### THE REQUEST
All of the material below is to be repeated exactly.

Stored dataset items

────────────────────

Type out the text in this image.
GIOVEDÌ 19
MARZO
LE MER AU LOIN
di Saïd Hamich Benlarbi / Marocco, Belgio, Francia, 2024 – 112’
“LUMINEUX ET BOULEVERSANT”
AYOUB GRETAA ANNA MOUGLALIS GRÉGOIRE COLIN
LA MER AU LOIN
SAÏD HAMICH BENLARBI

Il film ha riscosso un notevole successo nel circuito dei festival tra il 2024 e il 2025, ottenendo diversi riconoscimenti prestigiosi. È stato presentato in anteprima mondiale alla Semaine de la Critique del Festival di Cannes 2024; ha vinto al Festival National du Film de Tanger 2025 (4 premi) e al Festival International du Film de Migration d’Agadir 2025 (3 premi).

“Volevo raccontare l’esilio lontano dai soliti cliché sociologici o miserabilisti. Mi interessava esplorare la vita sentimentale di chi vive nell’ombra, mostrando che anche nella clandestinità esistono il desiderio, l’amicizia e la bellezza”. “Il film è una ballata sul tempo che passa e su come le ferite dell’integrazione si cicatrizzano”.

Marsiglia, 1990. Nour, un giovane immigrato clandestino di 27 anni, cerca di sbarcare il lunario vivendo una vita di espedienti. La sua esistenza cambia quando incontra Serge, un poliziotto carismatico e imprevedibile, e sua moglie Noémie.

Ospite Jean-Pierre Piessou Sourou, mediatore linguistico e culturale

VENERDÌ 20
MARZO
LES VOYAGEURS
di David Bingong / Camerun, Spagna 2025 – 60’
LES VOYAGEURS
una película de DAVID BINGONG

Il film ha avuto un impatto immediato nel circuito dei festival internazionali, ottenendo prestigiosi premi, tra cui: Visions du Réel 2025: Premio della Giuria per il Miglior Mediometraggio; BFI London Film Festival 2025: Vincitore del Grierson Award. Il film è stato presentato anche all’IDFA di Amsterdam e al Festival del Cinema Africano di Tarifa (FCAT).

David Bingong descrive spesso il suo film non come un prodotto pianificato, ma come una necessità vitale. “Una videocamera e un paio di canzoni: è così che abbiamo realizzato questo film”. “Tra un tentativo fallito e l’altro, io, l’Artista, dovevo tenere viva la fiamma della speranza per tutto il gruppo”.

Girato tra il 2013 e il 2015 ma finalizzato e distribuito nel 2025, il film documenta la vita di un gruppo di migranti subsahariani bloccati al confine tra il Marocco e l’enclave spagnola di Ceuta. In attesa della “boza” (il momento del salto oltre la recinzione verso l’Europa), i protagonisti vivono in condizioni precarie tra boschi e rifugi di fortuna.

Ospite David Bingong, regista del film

────────────────────

### RESULT FOR THIS EXERCISE
Type out the text in this image.
GIOVEDÌ 19
MARZO
LE MER AU LOIN
di Saïd Hamich Benlarbi / Marocco, Belgio, Francia, 2024 – 112’
“LUMINEUX ET BOULEVERSANT”
AYOUB GRETAA ANNA MOUGLALIS GRÉGOIRE COLIN
LA MER AU LOIN
SAÏD HAMICH BENLARBI

Il film ha riscosso un notevole successo nel circuito dei festival tra il 2024 e il 2025, ottenendo diversi riconoscimenti prestigiosi. È stato presentato in anteprima mondiale alla Semaine de la Critique del Festival di Cannes 2024; ha vinto al Festival National du Film de Tanger 2025 (4 premi) e al Festival International du Film de Migration d’Agadir 2025 (3 premi).

“Volevo raccontare l’esilio lontano dai soliti cliché sociologici o miserabilisti. Mi interessava esplorare la vita sentimentale di chi vive nell’ombra, mostrando che anche nella clandestinità esistono il desiderio, l’amicizia e la bellezza”. “Il film è una ballata sul tempo che passa e su come le ferite dell’integrazione si cicatrizzano”.

Marsiglia, 1990. Nour, un giovane immigrato clandestino di 27 anni, cerca di sbarcare il lunario vivendo una vita di espedienti. La sua esistenza cambia quando incontra Serge, un poliziotto carismatico e imprevedibile, e sua moglie Noémie.

Ospite Jean-Pierre Piessou Sourou, mediatore linguistico e culturale

VENERDÌ 20
MARZO
LES VOYAGEURS
di David Bingong / Camerun, Spagna 2025 – 60’
LES VOYAGEURS
una película de DAVID BINGONG

Il film ha avuto un impatto immediato nel circuito dei festival internazionali, ottenendo prestigiosi premi, tra cui: Visions du Réel 2025: Premio della Giuria per il Miglior Mediometraggio; BFI London Film Festival 2025: Vincitore del Grierson Award. Il film è stato presentato anche all’IDFA di Amsterdam e al Festival del Cinema Africano di Tarifa (FCAT).

David Bingong descrive spesso il suo film non come un prodotto pianificato, ma come una necessità vitale. “Una videocamera e un paio di canzoni: è così che abbiamo realizzato questo film”. “Tra un tentativo fallito e l’altro, io, l’Artista, dovevo tenere viva la fiamma della speranza per tutto il gruppo”.

Girato tra il 2013 e il 2015 ma finalizzato e distribuito nel 2025, il film documenta la vita di un gruppo di migranti subsahariani bloccati al confine tra il Marocco e l’enclave spagnola di Ceuta. In attesa della “boza” (il momento del salto oltre la recinzione verso l’Europa), i protagonisti vivono in condizioni precarie tra boschi e rifugi di fortuna.

Ospite David Bingong, regista del film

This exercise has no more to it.